◆ Objective
Each line that includes the string "Tanu" counts once; give the total and nothing else.

========

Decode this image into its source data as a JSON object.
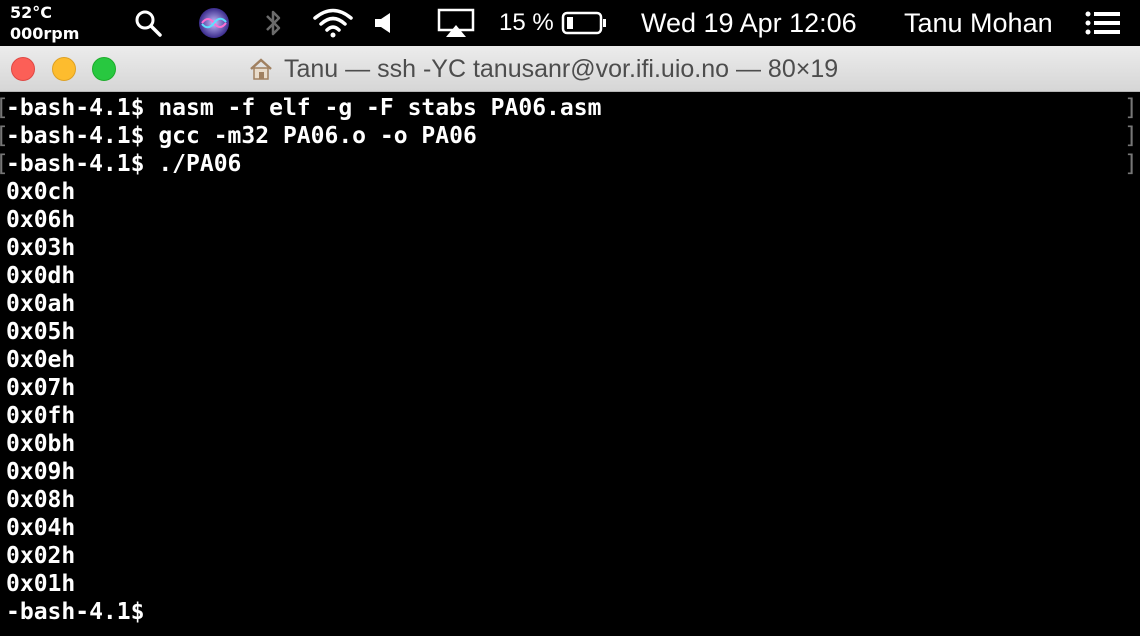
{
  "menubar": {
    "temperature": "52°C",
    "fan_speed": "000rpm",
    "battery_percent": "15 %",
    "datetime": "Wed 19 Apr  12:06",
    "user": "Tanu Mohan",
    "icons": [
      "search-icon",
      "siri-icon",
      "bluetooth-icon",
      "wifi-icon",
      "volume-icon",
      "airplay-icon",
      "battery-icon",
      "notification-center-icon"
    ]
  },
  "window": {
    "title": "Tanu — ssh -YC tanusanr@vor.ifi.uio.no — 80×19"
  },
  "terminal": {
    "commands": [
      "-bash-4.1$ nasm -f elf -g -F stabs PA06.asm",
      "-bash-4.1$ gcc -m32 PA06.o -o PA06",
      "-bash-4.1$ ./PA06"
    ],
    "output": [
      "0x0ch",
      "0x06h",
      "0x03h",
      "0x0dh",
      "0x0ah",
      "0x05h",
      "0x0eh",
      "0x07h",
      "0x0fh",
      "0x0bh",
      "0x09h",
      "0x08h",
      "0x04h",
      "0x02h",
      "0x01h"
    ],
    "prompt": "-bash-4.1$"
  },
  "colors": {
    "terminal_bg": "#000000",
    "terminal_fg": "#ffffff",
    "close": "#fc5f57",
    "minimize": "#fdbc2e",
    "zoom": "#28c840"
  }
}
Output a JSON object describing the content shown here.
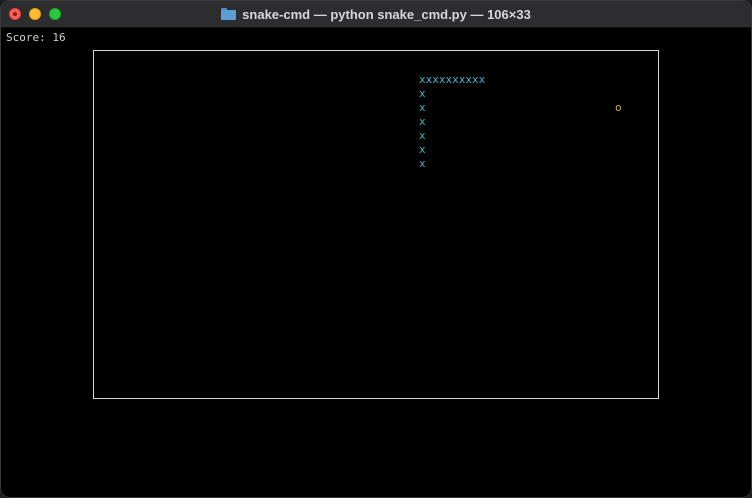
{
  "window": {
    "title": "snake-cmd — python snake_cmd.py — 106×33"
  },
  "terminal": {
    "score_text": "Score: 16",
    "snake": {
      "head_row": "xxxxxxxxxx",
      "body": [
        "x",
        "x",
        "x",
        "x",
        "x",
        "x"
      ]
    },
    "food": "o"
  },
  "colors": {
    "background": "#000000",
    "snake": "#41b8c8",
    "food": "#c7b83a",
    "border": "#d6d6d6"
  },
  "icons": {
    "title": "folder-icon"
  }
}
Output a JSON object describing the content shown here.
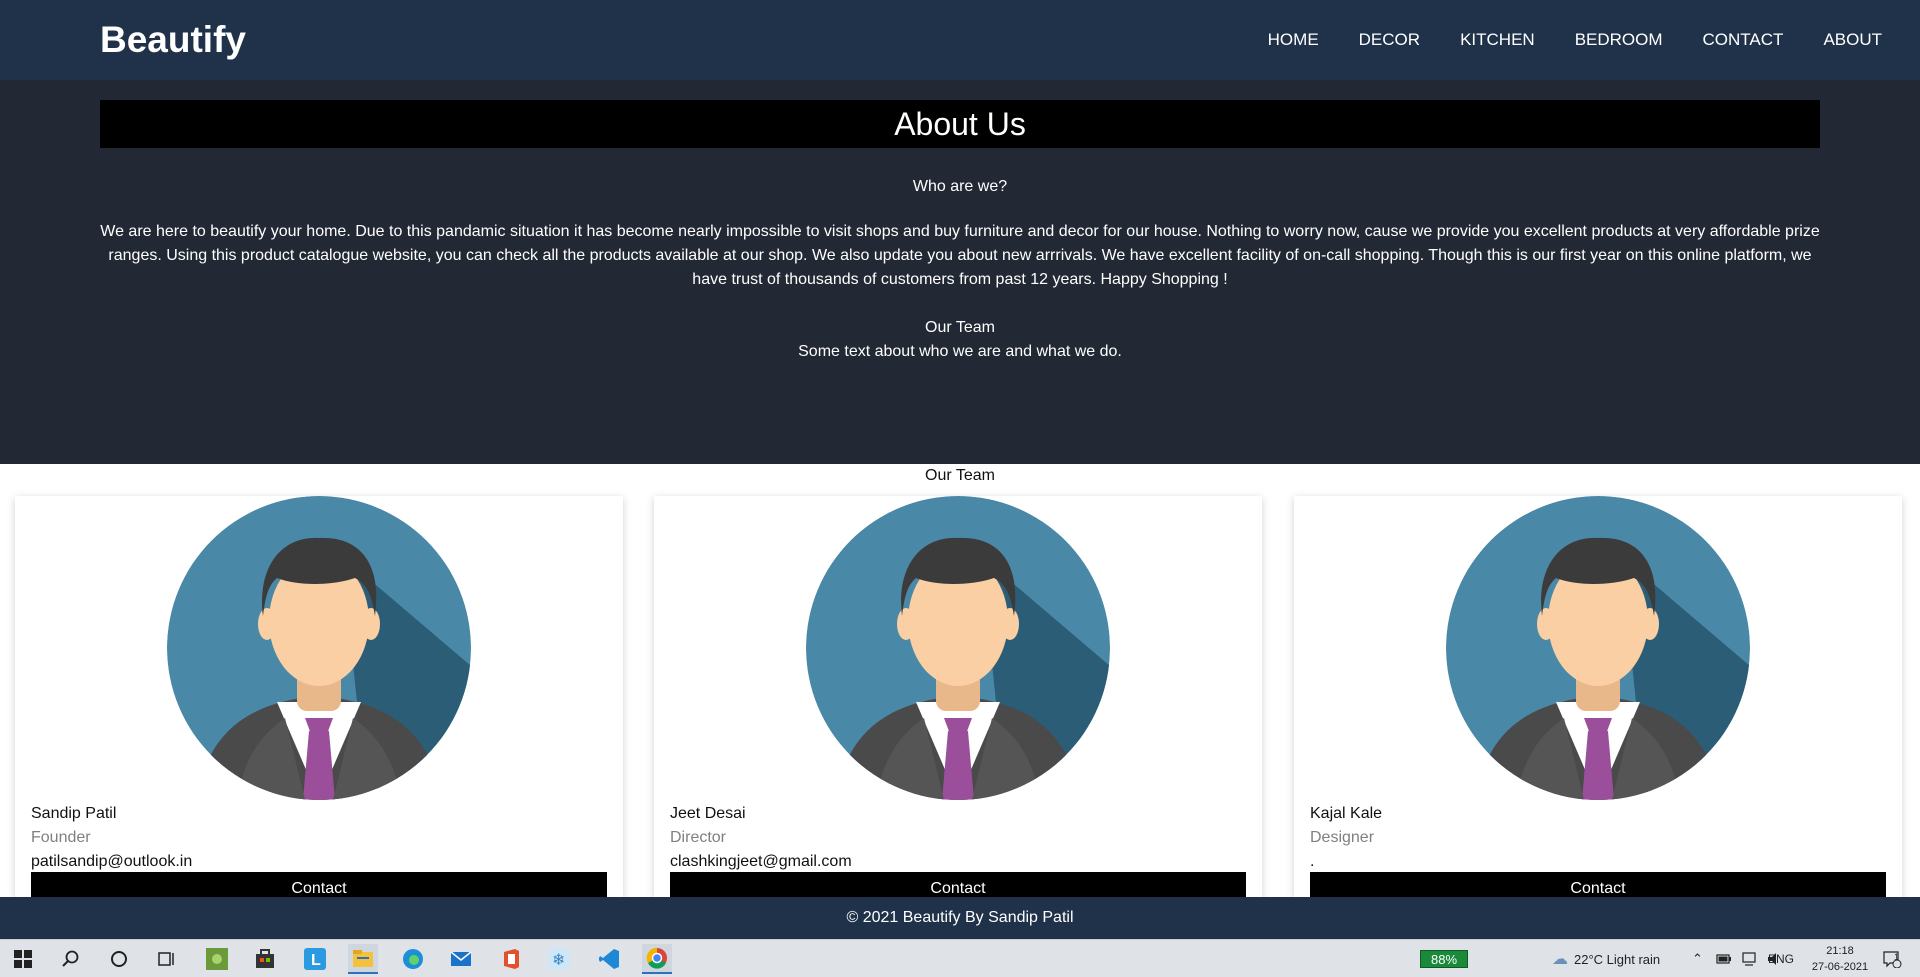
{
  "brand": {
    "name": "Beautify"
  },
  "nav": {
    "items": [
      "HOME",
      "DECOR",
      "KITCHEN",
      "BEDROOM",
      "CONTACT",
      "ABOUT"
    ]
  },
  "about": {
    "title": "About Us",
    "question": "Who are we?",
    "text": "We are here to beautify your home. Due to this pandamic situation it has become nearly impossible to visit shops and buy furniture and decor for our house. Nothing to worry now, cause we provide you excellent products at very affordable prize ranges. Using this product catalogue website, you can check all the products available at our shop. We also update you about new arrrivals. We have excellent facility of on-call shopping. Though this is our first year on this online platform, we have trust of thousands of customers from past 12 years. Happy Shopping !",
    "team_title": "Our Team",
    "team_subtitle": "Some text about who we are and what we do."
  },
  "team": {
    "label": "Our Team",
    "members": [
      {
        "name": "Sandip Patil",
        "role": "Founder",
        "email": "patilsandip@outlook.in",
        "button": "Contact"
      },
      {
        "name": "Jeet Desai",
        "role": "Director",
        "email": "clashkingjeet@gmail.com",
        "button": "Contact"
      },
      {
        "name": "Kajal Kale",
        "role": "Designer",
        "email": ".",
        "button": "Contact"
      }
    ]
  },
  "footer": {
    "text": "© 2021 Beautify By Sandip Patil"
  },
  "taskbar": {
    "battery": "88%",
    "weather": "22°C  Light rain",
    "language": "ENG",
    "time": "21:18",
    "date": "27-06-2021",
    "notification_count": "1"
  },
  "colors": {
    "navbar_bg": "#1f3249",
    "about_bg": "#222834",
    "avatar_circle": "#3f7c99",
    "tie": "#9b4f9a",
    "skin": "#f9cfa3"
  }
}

========

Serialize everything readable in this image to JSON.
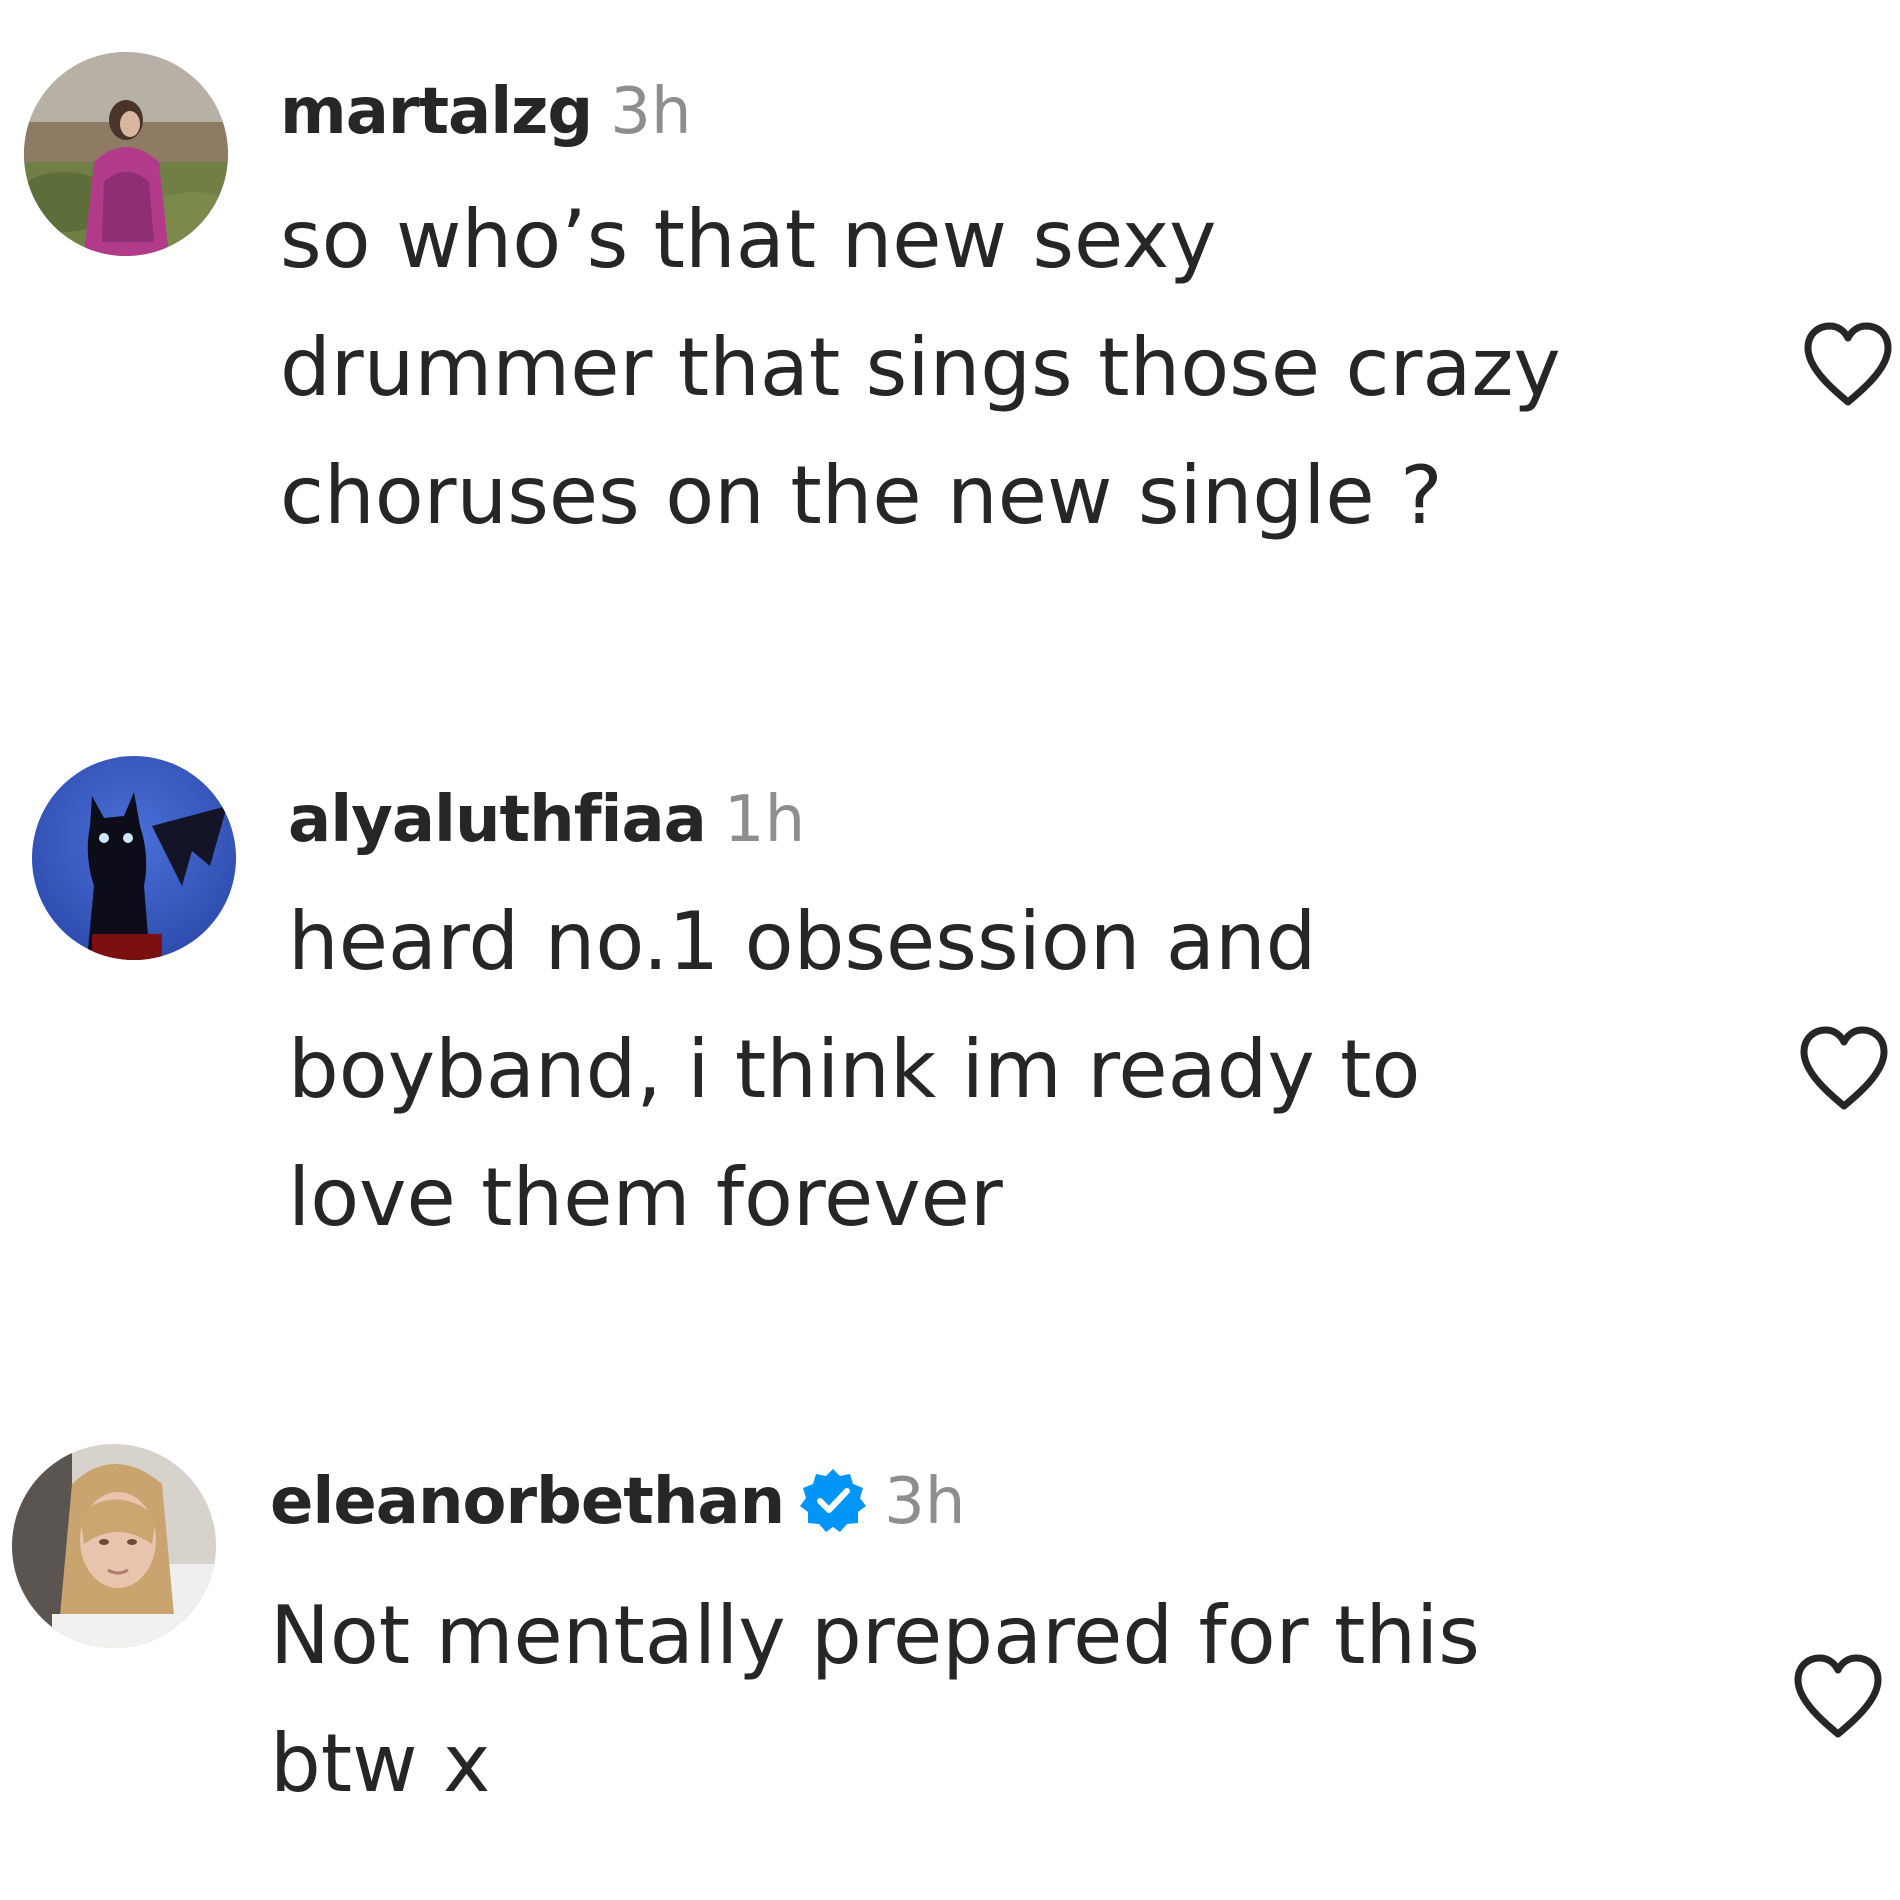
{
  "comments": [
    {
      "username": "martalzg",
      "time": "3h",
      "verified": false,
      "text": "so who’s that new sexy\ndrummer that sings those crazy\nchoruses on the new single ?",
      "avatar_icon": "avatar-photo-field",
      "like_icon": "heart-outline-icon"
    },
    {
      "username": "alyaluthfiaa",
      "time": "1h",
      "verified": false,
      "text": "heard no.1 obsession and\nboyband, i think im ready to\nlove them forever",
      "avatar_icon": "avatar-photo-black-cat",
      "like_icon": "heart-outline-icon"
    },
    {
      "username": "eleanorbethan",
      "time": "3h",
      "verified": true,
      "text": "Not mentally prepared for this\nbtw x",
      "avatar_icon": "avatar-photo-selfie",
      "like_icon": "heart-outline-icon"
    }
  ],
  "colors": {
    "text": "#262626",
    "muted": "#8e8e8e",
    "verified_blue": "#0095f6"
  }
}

========

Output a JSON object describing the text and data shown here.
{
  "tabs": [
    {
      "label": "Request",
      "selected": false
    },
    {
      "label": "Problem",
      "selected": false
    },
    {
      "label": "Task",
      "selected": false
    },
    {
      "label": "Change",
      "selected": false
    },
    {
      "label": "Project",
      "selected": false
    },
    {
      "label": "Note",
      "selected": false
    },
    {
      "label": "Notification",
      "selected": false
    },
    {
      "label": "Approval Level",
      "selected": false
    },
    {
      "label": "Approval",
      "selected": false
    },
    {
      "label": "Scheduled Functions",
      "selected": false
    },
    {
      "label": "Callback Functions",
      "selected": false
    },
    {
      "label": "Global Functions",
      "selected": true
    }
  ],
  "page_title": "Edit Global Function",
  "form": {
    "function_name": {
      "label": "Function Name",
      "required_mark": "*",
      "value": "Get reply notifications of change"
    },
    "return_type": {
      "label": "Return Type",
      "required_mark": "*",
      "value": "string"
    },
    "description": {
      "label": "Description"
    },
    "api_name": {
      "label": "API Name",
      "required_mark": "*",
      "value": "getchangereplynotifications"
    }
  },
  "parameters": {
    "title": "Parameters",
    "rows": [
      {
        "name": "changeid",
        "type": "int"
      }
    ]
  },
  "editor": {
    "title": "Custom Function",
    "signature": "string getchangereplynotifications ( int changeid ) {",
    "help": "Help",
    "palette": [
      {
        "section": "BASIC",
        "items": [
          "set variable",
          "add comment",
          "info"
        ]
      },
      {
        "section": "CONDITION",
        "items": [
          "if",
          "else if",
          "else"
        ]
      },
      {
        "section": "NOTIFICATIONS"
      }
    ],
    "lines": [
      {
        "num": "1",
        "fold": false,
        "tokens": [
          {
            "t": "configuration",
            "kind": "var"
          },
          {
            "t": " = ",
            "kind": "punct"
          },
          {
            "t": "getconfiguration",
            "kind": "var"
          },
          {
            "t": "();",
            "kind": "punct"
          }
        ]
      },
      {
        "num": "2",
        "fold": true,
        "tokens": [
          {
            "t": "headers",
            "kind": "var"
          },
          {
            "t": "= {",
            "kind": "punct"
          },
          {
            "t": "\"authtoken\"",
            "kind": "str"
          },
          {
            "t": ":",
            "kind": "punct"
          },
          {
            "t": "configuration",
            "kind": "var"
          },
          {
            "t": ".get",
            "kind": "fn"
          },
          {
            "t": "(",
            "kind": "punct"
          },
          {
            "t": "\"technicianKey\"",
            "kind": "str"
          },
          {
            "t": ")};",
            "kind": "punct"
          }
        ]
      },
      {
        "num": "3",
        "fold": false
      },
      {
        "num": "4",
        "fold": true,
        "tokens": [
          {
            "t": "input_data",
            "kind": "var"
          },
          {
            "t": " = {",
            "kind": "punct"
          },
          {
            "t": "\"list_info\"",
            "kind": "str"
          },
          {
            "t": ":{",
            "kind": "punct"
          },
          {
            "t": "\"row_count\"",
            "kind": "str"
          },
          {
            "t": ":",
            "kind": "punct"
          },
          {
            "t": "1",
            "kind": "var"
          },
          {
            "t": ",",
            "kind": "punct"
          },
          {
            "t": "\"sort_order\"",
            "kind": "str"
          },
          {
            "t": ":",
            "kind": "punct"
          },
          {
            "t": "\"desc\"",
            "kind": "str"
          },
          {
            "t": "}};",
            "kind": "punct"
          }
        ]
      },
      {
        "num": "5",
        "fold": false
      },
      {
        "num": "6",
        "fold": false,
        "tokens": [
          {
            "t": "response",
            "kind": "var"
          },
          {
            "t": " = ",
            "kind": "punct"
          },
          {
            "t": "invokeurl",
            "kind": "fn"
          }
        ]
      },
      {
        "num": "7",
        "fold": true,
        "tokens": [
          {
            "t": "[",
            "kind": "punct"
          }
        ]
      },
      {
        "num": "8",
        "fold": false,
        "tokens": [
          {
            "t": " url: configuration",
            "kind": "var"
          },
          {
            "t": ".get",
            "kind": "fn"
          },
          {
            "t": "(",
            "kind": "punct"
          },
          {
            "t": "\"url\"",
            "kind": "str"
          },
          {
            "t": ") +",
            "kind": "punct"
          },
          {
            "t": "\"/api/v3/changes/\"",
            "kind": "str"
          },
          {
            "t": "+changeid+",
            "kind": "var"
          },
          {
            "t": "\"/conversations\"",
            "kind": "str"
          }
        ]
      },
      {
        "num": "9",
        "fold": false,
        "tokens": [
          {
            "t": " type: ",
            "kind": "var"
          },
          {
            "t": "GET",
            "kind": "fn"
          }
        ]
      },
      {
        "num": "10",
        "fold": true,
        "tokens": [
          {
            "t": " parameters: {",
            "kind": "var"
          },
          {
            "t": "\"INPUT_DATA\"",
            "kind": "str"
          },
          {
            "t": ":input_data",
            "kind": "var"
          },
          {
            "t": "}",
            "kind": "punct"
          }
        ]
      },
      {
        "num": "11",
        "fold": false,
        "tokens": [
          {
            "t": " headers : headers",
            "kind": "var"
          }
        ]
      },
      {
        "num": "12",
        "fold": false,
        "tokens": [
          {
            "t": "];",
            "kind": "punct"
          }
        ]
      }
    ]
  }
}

========

◆ Task solution
2